---------- GIVEN RECORDS

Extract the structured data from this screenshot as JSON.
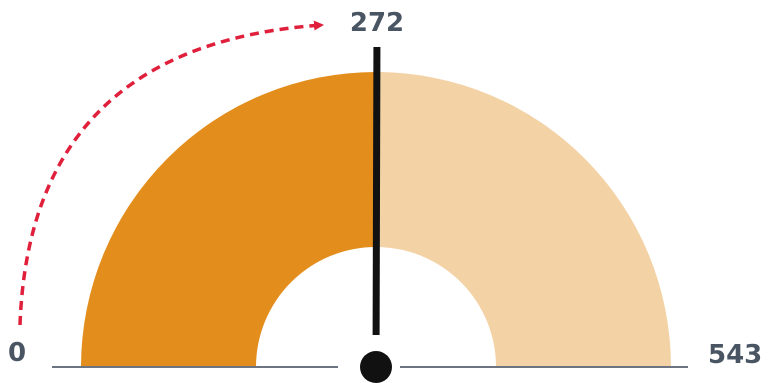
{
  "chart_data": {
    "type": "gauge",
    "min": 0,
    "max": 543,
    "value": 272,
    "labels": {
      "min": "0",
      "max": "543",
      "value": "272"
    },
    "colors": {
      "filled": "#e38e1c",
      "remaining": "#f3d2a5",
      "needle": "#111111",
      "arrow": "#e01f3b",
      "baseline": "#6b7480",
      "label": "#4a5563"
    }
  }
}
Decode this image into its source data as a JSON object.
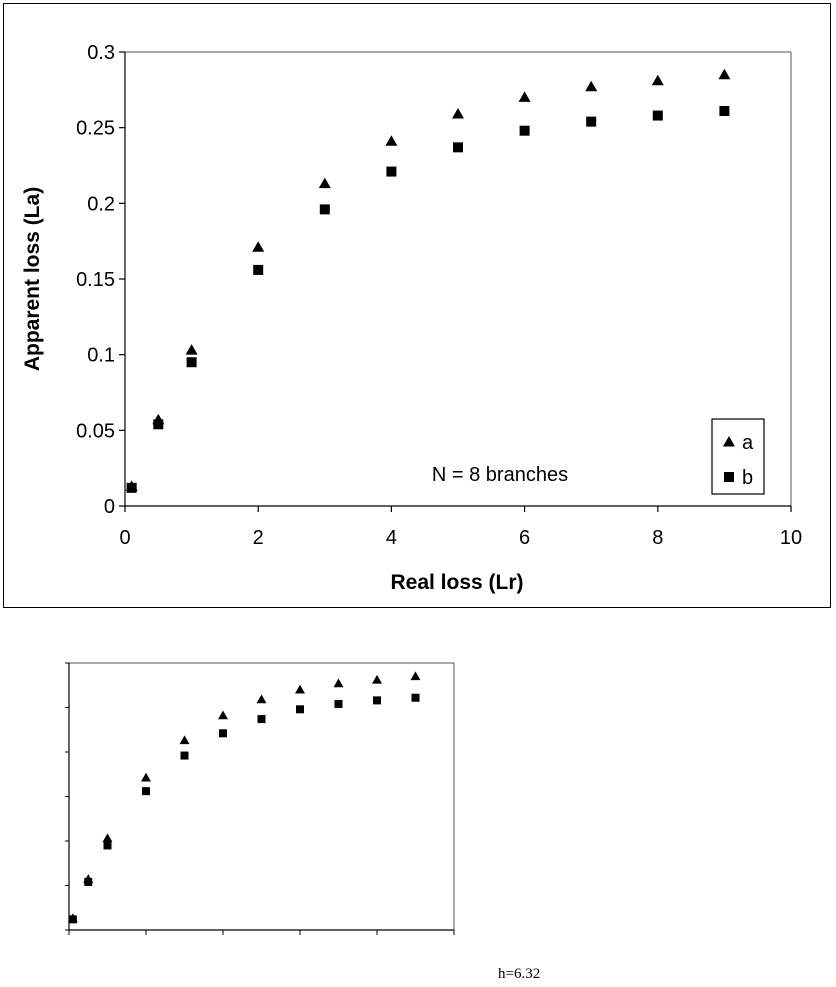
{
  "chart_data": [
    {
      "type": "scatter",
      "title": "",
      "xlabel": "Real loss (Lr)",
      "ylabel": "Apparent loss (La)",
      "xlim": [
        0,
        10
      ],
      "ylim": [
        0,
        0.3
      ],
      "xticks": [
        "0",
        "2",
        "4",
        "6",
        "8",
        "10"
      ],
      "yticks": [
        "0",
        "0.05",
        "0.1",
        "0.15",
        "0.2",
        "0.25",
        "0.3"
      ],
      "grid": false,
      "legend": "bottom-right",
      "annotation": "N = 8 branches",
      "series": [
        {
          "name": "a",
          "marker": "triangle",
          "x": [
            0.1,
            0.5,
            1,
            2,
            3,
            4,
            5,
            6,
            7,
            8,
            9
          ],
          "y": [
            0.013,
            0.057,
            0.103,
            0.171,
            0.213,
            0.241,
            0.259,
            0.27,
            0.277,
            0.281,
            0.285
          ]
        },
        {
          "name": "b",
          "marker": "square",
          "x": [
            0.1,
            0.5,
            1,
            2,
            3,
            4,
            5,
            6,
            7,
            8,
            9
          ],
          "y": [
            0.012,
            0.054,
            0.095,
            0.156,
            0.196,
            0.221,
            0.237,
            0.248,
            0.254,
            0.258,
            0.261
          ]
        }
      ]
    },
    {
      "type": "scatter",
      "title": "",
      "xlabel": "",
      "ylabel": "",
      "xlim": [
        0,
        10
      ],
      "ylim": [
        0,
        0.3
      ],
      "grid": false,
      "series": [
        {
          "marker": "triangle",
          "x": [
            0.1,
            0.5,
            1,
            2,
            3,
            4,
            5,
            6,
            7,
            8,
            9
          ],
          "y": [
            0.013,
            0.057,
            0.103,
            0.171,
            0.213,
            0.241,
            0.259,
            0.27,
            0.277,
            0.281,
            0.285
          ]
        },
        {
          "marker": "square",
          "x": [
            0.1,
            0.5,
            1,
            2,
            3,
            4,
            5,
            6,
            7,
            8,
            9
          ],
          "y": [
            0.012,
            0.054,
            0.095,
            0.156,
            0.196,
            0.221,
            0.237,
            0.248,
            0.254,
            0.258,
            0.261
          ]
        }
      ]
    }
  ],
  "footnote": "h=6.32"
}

--------------------

**STATED PROBLEM**. Find every line with "loss" in the listing and state how many there are, nothing else.

**WRITTEN ANSWER**. 2